What lines of the data include the string "Word"? Copy them all.
* * * * *
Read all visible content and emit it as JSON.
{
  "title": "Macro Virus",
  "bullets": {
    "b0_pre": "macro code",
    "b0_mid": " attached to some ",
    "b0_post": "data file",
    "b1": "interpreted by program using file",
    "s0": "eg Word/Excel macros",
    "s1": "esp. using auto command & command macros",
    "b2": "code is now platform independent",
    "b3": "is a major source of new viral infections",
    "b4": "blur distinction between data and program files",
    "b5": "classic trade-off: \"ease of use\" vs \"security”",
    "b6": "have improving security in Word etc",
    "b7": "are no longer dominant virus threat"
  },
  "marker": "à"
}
* * * * *
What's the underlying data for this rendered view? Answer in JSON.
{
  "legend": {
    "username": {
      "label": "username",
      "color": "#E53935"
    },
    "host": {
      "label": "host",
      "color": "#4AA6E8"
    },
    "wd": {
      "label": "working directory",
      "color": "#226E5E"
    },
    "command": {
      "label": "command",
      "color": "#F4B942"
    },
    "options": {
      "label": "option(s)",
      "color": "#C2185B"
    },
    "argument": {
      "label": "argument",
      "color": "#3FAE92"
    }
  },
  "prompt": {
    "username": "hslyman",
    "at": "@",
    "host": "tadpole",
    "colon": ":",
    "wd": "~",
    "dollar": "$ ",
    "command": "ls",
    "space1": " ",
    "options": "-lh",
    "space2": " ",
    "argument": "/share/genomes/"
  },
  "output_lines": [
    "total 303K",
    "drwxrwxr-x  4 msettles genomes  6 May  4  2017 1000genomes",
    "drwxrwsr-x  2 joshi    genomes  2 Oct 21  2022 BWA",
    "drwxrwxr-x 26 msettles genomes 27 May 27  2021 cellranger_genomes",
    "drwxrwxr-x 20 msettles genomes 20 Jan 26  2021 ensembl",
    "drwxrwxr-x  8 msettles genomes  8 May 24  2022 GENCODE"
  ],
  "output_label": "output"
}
* * * * *
> Solution to this task
    "s0": "eg Word/Excel macros",
    "b6": "have improving security in Word etc",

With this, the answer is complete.